(Data records):
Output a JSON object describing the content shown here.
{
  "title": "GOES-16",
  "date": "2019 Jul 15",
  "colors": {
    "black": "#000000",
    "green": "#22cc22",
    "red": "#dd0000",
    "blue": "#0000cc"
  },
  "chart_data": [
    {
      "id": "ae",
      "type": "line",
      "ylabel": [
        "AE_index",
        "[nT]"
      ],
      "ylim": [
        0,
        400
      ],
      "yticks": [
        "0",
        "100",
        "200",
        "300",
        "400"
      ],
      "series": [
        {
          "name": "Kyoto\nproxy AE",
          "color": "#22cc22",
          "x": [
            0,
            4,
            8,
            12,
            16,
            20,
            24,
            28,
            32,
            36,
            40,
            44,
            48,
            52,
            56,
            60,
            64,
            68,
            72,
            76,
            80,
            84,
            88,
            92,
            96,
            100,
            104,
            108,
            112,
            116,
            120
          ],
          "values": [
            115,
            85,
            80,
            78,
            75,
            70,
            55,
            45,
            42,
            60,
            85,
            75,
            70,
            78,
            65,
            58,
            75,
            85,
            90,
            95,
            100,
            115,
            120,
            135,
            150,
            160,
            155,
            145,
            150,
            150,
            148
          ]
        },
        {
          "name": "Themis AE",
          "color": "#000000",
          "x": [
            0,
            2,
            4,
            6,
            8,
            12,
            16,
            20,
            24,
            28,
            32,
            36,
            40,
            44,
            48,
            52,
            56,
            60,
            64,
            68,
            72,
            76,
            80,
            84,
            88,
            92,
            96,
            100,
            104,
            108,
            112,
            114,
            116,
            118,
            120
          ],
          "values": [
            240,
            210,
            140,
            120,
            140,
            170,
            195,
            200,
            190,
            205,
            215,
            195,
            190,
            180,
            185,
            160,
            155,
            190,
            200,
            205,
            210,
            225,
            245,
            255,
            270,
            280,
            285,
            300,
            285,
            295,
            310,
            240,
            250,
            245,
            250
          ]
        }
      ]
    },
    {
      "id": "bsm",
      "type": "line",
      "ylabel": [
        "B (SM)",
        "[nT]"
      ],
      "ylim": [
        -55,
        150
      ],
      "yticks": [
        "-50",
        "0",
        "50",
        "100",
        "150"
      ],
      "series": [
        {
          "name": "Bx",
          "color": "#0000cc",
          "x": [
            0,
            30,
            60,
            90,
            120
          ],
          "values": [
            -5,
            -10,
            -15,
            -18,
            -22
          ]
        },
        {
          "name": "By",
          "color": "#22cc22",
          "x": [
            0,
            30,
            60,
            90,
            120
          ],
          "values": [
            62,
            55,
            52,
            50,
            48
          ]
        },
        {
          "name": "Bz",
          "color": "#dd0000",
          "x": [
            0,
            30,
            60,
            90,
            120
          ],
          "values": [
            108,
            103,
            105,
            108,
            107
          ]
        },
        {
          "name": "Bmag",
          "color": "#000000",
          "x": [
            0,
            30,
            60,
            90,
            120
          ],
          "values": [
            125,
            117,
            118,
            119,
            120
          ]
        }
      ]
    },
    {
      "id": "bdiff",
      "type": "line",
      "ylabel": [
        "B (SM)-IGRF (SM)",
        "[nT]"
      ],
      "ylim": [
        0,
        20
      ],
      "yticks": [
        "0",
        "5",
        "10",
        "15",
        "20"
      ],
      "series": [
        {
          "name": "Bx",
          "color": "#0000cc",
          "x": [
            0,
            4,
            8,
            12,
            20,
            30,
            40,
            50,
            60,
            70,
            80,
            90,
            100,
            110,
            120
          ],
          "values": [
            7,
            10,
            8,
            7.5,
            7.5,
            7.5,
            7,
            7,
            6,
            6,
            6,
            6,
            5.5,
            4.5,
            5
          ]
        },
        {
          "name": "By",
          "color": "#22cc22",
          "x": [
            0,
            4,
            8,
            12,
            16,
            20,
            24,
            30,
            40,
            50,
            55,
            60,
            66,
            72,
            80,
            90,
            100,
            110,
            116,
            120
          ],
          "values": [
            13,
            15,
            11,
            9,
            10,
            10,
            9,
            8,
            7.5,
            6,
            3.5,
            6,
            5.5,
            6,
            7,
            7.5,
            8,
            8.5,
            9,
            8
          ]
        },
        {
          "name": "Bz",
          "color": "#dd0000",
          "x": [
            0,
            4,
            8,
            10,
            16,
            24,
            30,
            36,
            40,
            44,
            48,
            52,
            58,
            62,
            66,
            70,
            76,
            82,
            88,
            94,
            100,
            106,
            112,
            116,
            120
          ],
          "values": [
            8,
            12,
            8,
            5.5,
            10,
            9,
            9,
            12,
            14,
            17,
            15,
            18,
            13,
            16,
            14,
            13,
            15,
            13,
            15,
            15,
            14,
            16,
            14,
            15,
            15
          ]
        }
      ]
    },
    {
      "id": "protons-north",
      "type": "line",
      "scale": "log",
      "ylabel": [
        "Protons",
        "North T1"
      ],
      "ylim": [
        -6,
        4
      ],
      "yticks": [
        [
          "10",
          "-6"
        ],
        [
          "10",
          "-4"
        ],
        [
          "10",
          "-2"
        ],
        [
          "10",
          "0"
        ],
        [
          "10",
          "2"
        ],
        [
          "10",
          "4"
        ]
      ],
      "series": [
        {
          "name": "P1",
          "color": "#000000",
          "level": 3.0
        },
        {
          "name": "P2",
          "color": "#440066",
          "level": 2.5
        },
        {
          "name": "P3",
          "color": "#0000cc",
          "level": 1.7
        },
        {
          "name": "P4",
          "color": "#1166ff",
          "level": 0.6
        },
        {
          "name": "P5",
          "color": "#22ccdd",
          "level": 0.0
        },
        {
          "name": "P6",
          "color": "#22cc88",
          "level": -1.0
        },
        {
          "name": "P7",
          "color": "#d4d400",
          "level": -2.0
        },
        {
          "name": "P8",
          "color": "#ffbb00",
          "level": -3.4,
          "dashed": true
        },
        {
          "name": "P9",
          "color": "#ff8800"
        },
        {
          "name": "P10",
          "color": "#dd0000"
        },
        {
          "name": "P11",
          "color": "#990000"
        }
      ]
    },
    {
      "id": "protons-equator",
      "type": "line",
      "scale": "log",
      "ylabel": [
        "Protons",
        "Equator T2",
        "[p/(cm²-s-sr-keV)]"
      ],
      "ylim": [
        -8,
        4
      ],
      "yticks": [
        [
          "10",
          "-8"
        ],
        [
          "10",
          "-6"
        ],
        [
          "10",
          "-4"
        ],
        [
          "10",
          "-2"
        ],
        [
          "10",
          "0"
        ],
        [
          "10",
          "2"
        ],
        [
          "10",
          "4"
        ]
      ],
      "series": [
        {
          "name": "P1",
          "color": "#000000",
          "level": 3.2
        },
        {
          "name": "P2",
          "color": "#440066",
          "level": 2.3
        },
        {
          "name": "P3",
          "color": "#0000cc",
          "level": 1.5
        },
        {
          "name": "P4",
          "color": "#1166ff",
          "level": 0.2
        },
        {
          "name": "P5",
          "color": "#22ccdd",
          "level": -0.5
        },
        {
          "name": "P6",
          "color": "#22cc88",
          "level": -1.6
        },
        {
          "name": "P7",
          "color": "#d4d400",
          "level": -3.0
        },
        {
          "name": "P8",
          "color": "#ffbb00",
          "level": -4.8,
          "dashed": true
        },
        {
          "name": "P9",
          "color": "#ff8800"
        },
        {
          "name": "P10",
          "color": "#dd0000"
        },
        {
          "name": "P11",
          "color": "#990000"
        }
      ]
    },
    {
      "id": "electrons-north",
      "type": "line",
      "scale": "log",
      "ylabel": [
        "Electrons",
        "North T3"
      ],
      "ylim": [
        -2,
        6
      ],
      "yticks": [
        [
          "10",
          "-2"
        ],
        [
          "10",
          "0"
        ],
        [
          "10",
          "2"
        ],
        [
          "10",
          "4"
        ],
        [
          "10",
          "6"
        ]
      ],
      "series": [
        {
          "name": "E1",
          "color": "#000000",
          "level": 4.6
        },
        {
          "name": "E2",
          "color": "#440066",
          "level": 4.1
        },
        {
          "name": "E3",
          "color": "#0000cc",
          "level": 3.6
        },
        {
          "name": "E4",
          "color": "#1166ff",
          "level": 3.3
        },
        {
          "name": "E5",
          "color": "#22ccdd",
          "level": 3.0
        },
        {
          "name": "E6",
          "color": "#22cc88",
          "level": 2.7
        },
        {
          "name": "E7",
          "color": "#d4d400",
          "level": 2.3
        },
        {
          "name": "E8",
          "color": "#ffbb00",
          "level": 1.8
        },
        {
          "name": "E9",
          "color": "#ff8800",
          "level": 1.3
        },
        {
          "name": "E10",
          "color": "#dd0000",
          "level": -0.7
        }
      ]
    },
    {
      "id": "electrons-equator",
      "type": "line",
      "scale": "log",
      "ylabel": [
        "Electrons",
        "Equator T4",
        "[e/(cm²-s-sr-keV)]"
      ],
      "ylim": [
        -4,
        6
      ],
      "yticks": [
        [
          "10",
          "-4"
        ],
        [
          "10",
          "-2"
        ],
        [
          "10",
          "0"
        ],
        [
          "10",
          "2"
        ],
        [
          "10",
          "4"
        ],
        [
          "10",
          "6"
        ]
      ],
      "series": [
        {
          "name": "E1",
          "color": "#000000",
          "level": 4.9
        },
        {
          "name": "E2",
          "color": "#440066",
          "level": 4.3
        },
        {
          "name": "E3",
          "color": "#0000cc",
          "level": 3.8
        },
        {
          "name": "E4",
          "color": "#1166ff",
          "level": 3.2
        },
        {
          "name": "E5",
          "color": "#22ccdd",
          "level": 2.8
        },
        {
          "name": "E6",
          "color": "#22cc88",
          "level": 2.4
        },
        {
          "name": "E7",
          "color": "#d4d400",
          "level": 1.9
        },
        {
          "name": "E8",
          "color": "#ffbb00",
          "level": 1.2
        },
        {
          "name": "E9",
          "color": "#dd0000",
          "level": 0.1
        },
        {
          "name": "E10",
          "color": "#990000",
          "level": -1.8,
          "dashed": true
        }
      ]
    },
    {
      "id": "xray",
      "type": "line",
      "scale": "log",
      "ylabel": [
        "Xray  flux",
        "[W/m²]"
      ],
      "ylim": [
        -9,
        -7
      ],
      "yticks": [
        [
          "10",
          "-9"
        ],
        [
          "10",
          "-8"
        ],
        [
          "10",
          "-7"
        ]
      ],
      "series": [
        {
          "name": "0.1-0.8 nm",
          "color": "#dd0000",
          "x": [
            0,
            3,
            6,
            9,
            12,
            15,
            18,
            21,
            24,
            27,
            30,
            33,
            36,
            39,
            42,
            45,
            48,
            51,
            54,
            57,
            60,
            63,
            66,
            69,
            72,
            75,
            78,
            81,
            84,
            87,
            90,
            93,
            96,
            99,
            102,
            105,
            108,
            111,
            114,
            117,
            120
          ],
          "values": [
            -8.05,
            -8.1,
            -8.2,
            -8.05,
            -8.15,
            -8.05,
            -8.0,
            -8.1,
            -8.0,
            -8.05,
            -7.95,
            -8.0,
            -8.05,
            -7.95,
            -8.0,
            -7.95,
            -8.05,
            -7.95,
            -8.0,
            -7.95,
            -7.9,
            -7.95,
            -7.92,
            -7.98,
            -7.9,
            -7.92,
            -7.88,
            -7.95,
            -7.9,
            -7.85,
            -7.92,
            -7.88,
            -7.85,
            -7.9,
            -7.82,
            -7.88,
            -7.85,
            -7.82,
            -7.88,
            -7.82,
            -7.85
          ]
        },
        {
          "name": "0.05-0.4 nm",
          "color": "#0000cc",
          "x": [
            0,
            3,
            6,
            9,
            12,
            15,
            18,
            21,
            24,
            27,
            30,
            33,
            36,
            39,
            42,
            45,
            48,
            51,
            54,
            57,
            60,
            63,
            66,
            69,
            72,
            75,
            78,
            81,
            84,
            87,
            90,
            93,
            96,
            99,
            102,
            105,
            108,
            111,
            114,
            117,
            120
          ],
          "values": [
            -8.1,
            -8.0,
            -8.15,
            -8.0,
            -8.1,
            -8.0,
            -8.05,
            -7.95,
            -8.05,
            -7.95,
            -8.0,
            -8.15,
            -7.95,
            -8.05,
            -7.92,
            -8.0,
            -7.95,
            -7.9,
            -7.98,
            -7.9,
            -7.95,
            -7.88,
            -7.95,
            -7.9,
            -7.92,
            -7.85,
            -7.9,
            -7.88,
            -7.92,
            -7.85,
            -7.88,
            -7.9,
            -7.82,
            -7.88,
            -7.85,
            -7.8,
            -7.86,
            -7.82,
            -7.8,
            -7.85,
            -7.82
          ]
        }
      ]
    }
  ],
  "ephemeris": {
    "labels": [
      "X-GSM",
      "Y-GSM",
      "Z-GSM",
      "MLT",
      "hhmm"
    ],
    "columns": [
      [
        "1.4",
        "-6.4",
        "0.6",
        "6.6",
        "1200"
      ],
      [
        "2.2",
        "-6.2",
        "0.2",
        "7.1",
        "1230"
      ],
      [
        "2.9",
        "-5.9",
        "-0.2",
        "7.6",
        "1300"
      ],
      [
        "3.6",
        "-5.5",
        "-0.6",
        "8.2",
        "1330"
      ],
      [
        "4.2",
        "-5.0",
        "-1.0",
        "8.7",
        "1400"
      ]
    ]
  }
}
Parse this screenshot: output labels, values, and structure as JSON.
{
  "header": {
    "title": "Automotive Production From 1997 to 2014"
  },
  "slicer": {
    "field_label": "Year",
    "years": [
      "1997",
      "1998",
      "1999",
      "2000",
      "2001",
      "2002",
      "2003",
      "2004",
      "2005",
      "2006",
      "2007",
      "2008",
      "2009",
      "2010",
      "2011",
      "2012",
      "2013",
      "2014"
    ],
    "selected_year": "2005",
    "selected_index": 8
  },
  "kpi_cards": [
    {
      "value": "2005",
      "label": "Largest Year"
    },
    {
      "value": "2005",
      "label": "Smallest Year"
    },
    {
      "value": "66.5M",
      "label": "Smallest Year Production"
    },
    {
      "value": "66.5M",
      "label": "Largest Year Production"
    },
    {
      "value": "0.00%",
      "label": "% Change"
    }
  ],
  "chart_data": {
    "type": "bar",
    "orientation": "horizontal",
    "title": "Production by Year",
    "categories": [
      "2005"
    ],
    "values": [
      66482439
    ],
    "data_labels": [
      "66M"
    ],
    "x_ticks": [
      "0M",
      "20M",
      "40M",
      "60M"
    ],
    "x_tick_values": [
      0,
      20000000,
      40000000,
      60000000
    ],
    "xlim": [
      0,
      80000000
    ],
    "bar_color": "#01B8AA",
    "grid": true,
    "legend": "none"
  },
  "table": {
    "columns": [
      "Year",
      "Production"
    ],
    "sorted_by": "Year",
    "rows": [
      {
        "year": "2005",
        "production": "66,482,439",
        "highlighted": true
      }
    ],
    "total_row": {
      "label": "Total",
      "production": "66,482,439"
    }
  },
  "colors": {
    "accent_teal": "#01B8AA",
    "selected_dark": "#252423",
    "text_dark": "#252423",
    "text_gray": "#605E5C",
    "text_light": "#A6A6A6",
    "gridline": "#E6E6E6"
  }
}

(Task): Out of the material above, select every line that holds the string "JSON".

(Task solution):
Output a JSON object describing the content shown here.
Parse this screenshot: output labels, values, and structure as JSON.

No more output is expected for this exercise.